▸ AUFGABE: Stelle die Zeilen vom Anfang des Materials bis einschließlich der Zeile mit „svg-text:BLK: BLK xyxy=(42,652,64,663)“ als nummerierte Liste dar und lass dabei Leerzeilen weg.

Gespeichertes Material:

►

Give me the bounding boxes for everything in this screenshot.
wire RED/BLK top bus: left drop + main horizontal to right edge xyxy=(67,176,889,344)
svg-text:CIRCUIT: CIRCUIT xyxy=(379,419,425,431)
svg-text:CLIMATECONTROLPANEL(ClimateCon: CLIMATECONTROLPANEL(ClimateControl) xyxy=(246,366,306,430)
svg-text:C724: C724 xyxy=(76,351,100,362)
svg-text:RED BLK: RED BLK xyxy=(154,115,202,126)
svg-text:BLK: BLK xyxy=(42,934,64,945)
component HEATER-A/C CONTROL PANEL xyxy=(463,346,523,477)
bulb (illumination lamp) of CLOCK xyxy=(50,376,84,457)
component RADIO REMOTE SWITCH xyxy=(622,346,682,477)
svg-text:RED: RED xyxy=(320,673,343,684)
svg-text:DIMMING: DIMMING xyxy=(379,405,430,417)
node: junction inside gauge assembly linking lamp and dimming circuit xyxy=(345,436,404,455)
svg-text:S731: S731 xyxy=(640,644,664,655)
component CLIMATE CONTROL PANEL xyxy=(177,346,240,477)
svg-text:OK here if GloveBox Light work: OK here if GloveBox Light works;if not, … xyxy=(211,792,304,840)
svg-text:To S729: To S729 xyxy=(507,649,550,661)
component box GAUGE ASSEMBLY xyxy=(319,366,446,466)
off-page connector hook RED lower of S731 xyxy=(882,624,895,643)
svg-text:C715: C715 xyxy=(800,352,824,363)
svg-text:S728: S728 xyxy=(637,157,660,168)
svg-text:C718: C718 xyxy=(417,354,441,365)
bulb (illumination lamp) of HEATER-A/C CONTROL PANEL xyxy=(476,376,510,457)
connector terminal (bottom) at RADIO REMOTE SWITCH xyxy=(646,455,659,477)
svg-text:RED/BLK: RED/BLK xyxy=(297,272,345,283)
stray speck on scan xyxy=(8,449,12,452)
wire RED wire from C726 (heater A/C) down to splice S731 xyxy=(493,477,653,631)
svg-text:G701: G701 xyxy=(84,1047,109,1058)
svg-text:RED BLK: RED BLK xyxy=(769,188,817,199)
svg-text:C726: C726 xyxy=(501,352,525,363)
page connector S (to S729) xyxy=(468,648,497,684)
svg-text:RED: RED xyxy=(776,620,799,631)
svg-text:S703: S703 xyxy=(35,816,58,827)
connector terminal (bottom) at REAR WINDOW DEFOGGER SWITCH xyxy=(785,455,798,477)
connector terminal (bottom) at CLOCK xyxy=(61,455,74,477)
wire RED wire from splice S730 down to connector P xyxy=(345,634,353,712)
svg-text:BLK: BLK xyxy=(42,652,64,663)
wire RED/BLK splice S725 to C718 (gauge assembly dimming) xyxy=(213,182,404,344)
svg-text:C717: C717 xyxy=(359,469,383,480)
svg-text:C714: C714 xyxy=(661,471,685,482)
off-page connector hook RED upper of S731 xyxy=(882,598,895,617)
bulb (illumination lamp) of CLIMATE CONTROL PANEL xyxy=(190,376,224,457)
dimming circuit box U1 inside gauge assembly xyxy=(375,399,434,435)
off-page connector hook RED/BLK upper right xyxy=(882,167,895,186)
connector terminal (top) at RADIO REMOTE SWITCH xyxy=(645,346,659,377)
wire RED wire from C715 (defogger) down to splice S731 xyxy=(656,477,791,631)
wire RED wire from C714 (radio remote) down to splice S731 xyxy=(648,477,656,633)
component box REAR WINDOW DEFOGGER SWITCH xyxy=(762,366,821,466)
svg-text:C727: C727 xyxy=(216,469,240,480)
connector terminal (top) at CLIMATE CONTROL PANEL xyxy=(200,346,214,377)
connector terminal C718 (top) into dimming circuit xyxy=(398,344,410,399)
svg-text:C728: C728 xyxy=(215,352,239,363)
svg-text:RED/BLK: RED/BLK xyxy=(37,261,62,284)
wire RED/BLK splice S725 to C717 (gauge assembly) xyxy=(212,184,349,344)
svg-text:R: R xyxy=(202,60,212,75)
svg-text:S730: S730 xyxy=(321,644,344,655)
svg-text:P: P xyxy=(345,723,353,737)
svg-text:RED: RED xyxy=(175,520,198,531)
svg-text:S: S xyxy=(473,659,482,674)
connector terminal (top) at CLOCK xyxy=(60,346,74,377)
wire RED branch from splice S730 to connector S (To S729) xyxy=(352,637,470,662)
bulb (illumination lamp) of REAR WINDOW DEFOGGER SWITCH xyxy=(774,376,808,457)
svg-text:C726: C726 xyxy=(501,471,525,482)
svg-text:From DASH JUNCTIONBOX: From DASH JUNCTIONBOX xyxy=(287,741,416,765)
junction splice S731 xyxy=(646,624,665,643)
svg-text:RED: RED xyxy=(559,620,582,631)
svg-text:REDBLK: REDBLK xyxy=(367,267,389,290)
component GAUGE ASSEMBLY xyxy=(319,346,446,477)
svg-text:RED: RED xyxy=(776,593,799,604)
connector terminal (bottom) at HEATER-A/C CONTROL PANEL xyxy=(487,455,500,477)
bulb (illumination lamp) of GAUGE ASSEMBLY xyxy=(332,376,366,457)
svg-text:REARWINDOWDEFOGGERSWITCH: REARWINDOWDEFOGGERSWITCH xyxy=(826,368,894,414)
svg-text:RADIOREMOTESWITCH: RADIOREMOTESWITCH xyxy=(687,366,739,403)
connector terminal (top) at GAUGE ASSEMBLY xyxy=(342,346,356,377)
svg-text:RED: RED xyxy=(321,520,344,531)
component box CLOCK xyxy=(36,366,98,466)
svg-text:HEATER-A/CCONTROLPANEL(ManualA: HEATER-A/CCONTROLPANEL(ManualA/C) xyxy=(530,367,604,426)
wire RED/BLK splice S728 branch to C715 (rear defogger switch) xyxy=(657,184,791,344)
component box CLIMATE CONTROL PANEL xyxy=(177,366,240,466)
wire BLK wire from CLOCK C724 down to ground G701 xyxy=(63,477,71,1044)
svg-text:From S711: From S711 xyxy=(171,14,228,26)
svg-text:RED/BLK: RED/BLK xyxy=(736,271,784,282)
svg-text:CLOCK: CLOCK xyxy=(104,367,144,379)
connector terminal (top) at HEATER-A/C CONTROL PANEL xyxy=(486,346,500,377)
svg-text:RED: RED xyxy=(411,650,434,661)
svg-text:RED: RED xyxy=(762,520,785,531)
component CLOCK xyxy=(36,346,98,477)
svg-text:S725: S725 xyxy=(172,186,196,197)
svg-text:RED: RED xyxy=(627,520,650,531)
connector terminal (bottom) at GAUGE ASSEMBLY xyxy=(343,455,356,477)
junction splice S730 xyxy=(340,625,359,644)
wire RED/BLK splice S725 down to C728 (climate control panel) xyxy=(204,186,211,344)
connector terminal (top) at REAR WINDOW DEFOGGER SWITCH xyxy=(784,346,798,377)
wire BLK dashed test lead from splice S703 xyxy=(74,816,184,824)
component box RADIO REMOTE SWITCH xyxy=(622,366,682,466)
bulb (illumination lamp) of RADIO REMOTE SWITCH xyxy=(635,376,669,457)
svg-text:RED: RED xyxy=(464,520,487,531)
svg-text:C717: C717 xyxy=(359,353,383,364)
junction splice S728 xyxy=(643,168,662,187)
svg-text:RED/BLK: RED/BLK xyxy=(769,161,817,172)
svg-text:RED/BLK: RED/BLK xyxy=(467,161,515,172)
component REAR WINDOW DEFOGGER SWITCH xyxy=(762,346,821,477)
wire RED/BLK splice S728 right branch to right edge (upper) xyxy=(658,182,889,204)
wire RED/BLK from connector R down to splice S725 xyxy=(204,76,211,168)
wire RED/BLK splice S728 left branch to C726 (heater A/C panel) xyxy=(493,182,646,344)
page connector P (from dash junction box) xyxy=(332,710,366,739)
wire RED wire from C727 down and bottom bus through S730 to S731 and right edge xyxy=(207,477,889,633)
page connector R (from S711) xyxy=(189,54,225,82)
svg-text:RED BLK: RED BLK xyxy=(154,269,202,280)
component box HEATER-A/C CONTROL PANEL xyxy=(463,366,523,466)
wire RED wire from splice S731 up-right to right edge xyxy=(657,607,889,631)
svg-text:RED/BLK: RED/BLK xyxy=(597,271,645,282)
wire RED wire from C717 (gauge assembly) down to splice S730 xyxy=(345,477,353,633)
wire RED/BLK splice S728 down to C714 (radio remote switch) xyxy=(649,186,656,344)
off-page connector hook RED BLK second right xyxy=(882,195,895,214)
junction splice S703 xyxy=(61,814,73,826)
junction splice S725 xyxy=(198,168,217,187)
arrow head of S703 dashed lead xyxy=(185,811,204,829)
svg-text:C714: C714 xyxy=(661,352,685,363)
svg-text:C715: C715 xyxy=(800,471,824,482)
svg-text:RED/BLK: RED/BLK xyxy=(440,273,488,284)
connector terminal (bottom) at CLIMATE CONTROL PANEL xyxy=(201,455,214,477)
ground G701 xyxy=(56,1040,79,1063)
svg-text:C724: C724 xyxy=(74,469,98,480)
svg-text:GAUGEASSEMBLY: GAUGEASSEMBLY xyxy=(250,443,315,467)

◄

▸ LÖSUNG:
1. Give me the bounding boxes for everything in this screenshot.
2. wire RED/BLK top bus: left drop + main horizontal to right edge xyxy=(67,176,889,344)
3. svg-text:CIRCUIT: CIRCUIT xyxy=(379,419,425,431)
4. svg-text:CLIMATECONTROLPANEL(ClimateCon: CLIMATECONTROLPANEL(ClimateControl) xyxy=(246,366,306,430)
5. svg-text:C724: C724 xyxy=(76,351,100,362)
6. svg-text:RED BLK: RED BLK xyxy=(154,115,202,126)
7. svg-text:BLK: BLK xyxy=(42,934,64,945)
8. component HEATER-A/C CONTROL PANEL xyxy=(463,346,523,477)
9. bulb (illumination lamp) of CLOCK xyxy=(50,376,84,457)
10. component RADIO REMOTE SWITCH xyxy=(622,346,682,477)
11. svg-text:RED: RED xyxy=(320,673,343,684)
12. svg-text:DIMMING: DIMMING xyxy=(379,405,430,417)
13. node: junction inside gauge assembly linking lamp and dimming circuit xyxy=(345,436,404,455)
14. svg-text:S731: S731 xyxy=(640,644,664,655)
15. component CLIMATE CONTROL PANEL xyxy=(177,346,240,477)
16. svg-text:OK here if GloveBox Light work: OK here if GloveBox Light works;if not, … xyxy=(211,792,304,840)
17. svg-text:To S729: To S729 xyxy=(507,649,550,661)
18. component box GAUGE ASSEMBLY xyxy=(319,366,446,466)
19. off-page connector hook RED lower of S731 xyxy=(882,624,895,643)
20. svg-text:C715: C715 xyxy=(800,352,824,363)
21. svg-text:S728: S728 xyxy=(637,157,660,168)
22. svg-text:C718: C718 xyxy=(417,354,441,365)
23. bulb (illumination lamp) of HEATER-A/C CONTROL PANEL xyxy=(476,376,510,457)
24. connector terminal (bottom) at RADIO REMOTE SWITCH xyxy=(646,455,659,477)
25. svg-text:RED/BLK: RED/BLK xyxy=(297,272,345,283)
26. stray speck on scan xyxy=(8,449,12,452)
27. wire RED wire from C726 (heater A/C) down to splice S731 xyxy=(493,477,653,631)
28. svg-text:G701: G701 xyxy=(84,1047,109,1058)
29. svg-text:RED BLK: RED BLK xyxy=(769,188,817,199)
30. svg-text:C726: C726 xyxy=(501,352,525,363)
31. page connector S (to S729) xyxy=(468,648,497,684)
32. svg-text:RED: RED xyxy=(776,620,799,631)
33. svg-text:S703: S703 xyxy=(35,816,58,827)
34. connector terminal (bottom) at REAR WINDOW DEFOGGER SWITCH xyxy=(785,455,798,477)
35. connector terminal (bottom) at CLOCK xyxy=(61,455,74,477)
36. wire RED wire from splice S730 down to connector P xyxy=(345,634,353,712)
37. svg-text:BLK: BLK xyxy=(42,652,64,663)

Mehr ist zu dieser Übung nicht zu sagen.